Work required:
Pull out every line from the listing that has the word "fill".

Entries supplied:
──────────────────────────────
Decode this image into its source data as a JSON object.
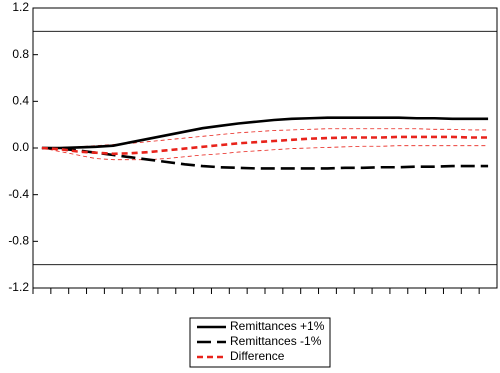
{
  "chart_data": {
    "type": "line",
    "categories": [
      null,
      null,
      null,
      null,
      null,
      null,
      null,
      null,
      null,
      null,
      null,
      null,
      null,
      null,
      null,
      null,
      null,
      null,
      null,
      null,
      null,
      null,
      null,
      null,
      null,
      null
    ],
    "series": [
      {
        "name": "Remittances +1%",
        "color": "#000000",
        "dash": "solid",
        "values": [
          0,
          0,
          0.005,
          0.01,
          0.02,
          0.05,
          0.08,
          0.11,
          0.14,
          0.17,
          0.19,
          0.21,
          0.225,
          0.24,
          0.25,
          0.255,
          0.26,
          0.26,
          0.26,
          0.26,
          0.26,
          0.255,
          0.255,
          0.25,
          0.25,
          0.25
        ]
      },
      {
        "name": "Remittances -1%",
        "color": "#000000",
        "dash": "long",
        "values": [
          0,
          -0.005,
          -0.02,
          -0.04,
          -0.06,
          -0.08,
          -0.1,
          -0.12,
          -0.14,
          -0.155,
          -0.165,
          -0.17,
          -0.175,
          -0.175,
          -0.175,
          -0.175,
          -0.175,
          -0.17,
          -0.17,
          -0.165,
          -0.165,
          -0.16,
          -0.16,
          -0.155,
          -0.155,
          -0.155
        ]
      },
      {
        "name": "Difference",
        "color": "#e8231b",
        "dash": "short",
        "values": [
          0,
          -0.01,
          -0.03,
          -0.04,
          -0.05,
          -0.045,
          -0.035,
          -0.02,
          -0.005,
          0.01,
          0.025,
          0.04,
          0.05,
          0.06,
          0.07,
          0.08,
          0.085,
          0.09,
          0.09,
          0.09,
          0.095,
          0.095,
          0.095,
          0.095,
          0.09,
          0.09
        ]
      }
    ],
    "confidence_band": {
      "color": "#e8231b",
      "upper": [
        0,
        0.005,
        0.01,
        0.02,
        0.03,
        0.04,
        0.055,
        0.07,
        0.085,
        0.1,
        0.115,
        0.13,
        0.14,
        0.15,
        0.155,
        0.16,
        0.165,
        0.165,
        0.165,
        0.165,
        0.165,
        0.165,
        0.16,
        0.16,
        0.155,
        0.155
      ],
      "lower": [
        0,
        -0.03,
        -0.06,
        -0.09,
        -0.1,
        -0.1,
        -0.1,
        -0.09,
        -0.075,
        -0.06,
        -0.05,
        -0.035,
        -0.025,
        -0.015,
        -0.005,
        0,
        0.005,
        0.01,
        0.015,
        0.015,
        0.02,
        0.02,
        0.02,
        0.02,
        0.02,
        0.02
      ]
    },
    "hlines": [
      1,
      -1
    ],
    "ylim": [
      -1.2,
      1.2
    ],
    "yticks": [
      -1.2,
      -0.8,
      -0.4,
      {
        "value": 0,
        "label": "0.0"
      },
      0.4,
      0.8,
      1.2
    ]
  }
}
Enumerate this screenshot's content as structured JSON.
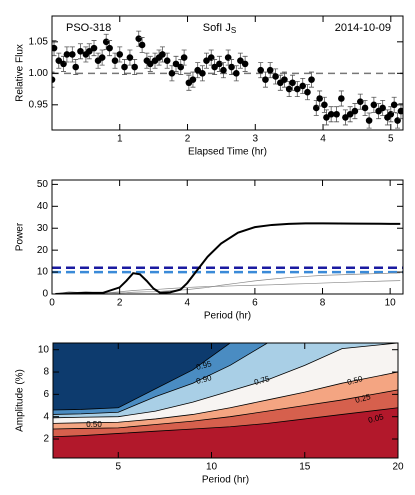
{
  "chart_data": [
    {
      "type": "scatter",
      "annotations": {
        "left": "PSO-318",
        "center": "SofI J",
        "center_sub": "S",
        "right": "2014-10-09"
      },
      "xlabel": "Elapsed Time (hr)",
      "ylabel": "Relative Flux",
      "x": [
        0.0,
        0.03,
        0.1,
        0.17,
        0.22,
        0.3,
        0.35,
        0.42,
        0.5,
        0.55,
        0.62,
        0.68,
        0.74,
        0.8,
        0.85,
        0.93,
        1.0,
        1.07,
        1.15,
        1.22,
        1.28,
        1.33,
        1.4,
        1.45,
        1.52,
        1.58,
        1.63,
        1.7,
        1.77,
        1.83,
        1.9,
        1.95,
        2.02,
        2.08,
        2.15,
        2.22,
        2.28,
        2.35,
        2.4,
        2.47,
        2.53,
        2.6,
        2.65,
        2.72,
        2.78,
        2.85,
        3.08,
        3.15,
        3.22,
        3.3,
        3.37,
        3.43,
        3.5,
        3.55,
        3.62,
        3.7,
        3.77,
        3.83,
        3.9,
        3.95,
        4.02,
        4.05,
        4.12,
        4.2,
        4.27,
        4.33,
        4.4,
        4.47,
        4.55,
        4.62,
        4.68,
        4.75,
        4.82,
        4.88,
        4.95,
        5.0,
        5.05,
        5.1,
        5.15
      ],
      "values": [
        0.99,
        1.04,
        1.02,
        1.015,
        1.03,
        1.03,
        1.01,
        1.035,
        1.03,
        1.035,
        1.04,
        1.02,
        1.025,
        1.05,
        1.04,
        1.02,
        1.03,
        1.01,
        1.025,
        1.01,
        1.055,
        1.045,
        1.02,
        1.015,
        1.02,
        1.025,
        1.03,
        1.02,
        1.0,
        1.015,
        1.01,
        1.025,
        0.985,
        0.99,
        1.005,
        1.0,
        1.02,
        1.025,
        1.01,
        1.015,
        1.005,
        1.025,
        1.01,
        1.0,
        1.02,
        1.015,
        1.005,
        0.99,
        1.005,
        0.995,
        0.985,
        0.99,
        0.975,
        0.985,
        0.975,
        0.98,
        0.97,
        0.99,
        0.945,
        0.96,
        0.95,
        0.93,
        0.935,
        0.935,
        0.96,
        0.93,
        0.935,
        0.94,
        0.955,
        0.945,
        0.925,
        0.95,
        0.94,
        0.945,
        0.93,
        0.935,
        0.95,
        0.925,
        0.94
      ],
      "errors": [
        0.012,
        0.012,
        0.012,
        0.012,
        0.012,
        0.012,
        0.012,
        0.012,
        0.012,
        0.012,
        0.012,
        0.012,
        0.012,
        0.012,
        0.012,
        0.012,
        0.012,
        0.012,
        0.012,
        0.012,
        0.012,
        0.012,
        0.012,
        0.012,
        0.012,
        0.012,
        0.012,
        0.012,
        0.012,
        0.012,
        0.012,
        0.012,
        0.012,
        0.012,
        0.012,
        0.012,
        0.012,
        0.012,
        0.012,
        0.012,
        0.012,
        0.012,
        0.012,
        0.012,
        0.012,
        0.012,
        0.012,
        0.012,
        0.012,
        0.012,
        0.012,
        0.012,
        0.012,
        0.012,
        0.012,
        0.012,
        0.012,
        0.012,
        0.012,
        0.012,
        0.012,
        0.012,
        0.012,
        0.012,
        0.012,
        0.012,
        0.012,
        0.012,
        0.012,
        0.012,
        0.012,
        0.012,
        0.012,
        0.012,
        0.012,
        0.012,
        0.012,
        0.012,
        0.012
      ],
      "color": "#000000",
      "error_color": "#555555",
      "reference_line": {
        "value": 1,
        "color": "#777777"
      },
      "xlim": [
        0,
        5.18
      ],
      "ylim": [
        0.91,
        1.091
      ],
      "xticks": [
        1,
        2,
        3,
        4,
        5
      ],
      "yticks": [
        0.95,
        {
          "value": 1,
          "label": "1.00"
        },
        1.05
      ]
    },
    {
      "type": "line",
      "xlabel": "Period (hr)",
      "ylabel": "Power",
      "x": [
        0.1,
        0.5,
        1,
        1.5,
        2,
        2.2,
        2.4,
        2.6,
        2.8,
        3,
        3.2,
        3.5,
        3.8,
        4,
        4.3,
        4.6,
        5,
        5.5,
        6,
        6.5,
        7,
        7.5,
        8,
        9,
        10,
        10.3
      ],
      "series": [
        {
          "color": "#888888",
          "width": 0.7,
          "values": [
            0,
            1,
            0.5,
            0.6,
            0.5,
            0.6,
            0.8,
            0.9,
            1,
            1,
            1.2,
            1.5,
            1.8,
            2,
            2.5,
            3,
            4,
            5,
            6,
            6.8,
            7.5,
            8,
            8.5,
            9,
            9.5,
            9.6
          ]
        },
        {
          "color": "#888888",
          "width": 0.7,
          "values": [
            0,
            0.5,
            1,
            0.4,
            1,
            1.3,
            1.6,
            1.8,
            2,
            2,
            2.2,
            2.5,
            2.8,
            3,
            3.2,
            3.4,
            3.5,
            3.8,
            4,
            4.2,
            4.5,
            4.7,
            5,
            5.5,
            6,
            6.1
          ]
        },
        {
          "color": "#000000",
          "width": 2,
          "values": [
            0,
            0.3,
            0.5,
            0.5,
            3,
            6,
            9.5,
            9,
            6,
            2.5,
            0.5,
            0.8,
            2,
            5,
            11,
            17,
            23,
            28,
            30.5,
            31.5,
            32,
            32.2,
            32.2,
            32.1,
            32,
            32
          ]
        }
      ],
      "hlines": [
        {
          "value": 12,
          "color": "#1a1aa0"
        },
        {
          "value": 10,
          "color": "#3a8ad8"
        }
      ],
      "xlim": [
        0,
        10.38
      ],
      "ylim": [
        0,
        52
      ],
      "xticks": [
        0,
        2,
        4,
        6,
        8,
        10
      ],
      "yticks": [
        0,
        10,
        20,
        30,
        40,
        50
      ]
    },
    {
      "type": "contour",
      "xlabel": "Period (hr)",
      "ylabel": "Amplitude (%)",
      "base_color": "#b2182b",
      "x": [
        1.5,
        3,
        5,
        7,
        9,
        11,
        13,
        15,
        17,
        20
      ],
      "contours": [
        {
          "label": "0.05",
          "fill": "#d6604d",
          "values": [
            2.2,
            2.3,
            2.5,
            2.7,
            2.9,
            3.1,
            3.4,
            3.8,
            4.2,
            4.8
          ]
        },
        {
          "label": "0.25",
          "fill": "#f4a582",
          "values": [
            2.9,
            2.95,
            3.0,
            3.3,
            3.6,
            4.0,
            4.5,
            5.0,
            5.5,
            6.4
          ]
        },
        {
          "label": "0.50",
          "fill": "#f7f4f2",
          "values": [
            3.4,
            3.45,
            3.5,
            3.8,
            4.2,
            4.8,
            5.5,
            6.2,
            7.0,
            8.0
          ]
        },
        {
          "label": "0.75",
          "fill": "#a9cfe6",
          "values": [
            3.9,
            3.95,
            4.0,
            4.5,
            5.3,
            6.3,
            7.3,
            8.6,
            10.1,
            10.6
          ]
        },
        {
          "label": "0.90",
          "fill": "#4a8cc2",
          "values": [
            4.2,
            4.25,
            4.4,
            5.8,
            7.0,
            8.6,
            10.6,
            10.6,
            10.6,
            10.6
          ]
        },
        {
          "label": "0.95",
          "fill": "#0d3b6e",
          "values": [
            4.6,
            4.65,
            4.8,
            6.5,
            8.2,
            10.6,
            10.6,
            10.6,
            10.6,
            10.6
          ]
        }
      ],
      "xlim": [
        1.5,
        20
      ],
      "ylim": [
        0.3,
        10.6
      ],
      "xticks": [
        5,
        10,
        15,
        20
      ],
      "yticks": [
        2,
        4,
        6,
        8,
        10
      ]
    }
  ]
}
──────────────────────────────
Exercise response:
          "fill": "#d6604d",
          "fill": "#f4a582",
          "fill": "#f7f4f2",
          "fill": "#a9cfe6",
          "fill": "#4a8cc2",
          "fill": "#0d3b6e",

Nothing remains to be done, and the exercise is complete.